─── THE RECORDS ───
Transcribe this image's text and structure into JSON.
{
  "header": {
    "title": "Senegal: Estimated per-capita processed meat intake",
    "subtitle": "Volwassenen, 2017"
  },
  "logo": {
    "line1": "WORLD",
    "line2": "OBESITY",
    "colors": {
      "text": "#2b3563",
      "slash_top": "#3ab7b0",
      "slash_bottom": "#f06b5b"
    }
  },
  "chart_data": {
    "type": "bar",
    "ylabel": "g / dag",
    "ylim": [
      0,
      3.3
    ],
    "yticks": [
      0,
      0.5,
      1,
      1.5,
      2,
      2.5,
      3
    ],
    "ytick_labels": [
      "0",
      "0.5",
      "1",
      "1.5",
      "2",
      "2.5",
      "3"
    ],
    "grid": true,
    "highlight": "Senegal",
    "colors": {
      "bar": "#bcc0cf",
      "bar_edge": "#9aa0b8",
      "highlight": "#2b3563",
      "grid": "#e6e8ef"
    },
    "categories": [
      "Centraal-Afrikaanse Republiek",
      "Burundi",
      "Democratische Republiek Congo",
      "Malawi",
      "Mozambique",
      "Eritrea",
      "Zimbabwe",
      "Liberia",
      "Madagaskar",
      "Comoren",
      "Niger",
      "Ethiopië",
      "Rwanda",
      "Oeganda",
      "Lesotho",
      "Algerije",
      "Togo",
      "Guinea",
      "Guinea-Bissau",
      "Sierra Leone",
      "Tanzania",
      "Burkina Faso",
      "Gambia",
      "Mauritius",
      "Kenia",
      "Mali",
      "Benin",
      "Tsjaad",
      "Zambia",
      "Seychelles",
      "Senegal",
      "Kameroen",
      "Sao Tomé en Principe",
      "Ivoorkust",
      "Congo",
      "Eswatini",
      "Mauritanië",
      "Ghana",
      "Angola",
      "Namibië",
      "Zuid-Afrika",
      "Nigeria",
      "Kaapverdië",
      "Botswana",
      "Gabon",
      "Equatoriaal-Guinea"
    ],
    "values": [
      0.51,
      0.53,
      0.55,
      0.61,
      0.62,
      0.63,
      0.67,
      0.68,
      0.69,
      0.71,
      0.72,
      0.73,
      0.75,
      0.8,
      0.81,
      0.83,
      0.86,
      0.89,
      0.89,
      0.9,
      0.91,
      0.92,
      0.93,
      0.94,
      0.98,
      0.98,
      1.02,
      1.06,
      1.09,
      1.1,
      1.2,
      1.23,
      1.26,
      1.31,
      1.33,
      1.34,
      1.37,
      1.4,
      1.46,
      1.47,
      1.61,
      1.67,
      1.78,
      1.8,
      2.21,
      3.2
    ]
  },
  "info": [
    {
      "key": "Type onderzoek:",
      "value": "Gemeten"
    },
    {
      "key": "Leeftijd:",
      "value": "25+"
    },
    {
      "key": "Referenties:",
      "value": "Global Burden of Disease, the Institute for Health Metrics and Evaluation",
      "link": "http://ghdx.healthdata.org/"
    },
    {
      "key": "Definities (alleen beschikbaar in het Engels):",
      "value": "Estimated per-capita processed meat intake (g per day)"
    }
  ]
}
───
## [WHAT YOU WILL DO]
Select and copy every line of the listing with the word "text".

## [COMPLETED TASK]
Transcribe this image's text and structure into JSON.
      "text": "#2b3563",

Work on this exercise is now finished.